**RECORDS TO USE:**

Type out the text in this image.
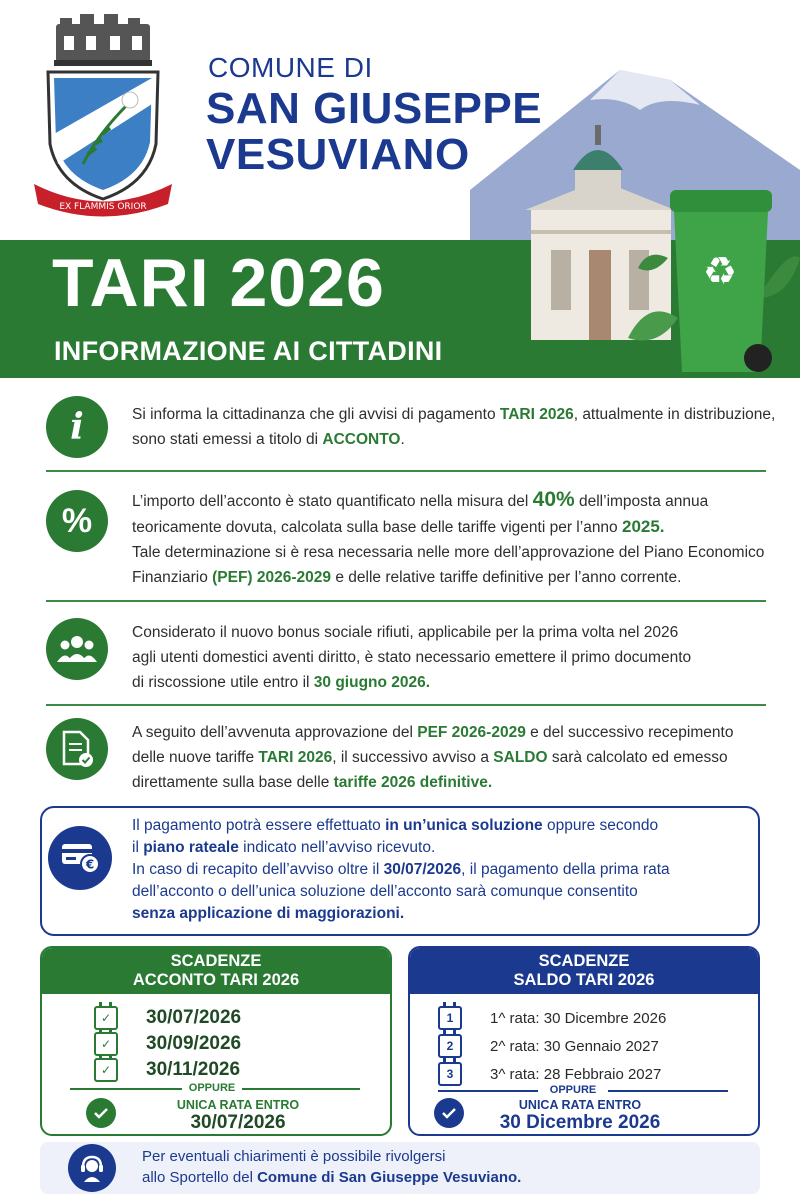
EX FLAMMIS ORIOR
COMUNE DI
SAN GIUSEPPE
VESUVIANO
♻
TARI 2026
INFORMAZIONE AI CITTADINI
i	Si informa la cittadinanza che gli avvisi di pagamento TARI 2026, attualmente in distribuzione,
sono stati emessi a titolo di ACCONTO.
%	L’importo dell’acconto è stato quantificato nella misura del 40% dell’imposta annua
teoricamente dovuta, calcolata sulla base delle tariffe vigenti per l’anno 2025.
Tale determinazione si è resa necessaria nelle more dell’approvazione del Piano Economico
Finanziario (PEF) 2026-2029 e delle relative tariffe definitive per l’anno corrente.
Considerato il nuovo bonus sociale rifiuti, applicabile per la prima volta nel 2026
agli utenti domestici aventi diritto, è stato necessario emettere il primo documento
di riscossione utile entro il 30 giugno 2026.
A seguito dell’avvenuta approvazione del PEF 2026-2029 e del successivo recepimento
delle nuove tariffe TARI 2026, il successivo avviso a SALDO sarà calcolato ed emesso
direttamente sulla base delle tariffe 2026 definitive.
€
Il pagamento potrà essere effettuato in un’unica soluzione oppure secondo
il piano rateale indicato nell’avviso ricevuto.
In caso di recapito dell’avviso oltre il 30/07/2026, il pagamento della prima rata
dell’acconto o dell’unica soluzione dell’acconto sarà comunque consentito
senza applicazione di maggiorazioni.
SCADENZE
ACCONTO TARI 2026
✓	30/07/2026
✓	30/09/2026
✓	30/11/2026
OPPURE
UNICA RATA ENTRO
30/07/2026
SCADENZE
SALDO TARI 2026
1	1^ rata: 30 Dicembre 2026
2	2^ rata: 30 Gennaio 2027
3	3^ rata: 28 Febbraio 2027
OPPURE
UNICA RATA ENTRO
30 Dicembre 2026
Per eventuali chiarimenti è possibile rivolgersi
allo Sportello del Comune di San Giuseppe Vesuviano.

* * *

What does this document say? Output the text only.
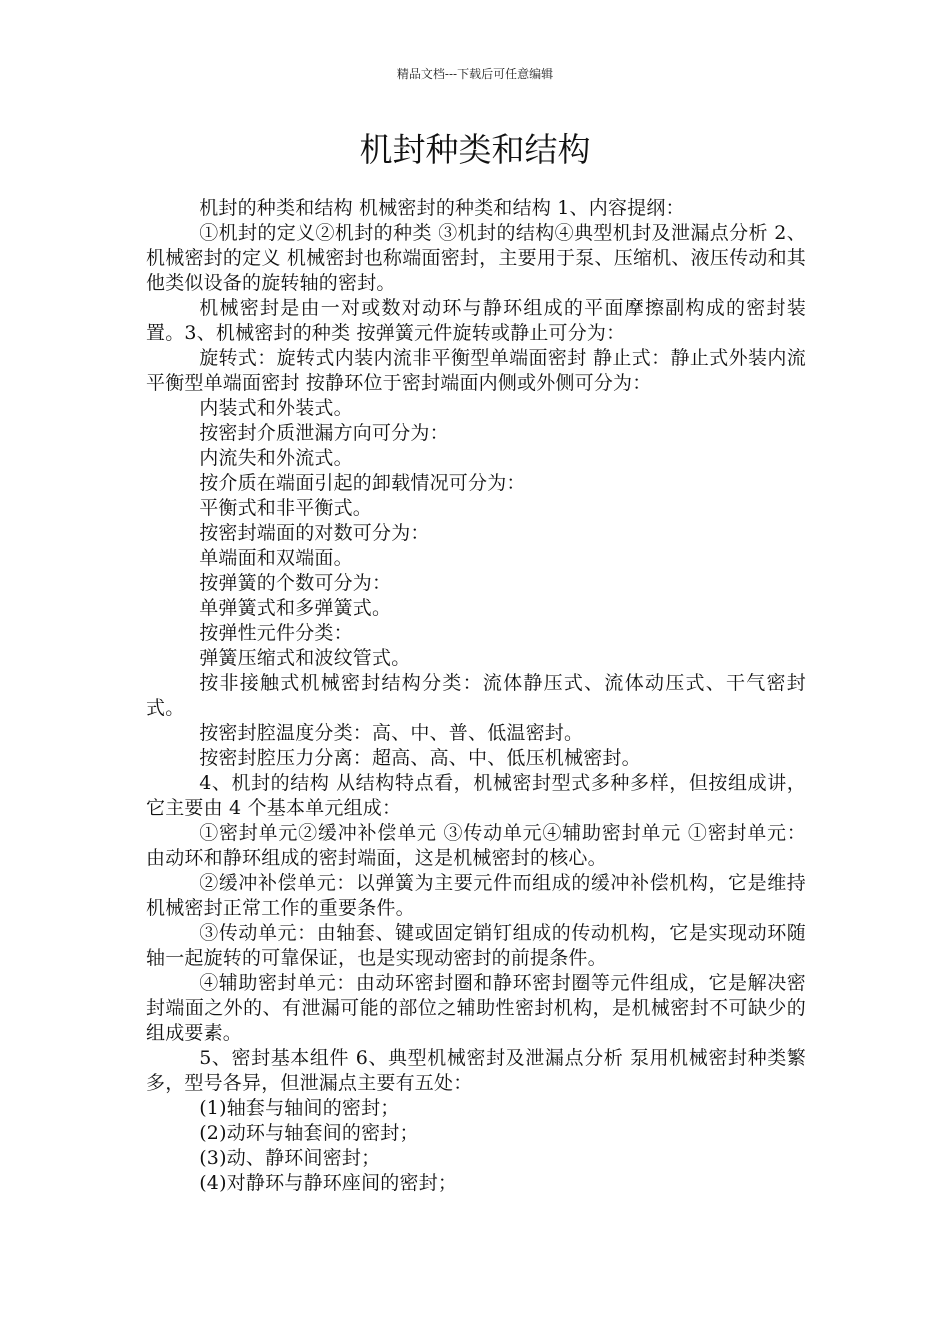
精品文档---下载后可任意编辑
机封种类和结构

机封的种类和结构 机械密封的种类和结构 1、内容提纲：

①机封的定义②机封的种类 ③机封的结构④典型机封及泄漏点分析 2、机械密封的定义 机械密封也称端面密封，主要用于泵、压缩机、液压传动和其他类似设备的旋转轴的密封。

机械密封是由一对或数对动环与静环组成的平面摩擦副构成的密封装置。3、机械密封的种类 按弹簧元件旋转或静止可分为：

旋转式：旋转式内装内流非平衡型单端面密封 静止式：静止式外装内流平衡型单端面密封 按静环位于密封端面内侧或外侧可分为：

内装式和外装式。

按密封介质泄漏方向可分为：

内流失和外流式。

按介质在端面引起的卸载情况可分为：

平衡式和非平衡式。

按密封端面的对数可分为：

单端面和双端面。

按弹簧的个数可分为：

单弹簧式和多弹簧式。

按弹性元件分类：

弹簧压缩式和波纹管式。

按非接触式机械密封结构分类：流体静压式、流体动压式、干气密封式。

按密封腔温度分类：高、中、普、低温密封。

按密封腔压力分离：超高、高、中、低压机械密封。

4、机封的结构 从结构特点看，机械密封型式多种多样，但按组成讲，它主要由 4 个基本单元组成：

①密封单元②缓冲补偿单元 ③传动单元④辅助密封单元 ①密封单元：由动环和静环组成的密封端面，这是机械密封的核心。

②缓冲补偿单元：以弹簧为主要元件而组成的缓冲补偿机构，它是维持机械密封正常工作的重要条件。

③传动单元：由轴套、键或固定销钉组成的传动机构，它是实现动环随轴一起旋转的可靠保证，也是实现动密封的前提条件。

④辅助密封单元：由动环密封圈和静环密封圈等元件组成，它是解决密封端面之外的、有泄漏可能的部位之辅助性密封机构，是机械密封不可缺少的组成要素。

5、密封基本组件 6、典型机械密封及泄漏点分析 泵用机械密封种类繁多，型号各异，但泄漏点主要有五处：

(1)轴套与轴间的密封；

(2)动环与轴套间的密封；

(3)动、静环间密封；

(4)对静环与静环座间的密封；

* * *

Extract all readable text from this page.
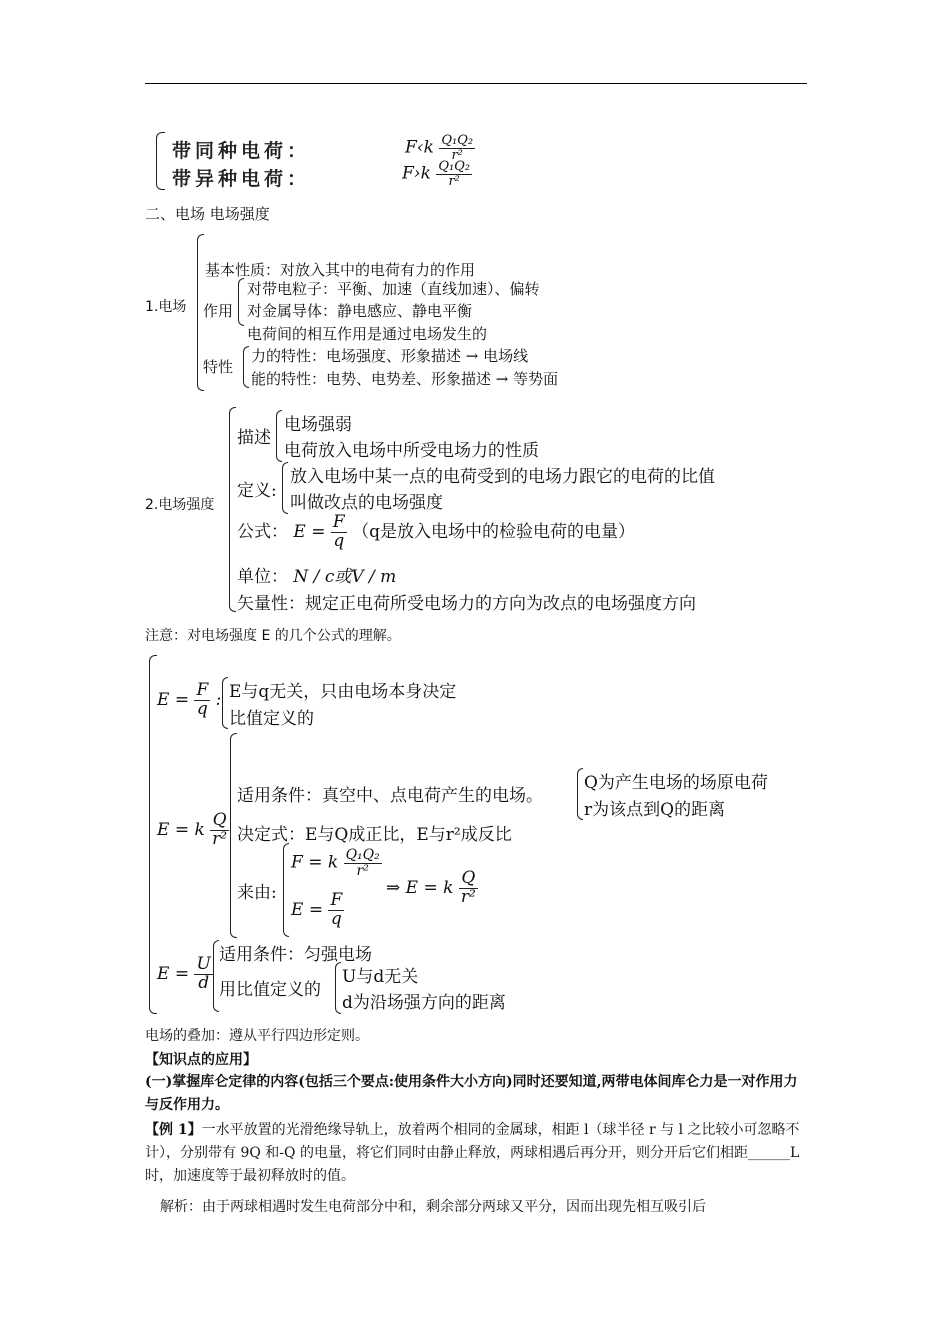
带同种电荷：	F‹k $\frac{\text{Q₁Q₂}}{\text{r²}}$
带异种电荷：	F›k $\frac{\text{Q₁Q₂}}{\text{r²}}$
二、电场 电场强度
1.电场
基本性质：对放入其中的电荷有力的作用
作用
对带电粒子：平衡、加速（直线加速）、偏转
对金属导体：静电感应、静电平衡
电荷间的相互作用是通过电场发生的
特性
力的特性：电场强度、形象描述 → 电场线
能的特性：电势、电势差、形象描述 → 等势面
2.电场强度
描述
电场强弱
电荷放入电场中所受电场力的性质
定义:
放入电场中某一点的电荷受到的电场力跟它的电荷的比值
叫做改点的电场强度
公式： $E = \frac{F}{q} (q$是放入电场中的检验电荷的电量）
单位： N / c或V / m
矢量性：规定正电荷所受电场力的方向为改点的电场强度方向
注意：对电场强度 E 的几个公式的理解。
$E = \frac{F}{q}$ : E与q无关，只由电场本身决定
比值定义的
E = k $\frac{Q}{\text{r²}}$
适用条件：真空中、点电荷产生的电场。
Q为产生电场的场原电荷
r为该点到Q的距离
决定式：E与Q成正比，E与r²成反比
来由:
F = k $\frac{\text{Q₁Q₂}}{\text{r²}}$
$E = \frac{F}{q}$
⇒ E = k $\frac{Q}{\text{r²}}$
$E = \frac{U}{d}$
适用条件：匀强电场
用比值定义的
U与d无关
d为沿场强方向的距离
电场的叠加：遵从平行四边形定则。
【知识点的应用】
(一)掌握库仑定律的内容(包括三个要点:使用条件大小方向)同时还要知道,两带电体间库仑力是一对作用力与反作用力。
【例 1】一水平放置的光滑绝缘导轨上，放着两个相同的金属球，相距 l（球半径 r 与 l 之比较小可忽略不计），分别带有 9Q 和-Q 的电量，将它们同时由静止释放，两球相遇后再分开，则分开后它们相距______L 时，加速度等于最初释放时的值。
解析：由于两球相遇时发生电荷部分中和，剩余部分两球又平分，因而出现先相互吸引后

**WHAT NEEDS TO BE DONE:**
Of all the lines above, how many contain "sulla"? Give the number and nothing more.

**EXERCISE RESPONSE:**
2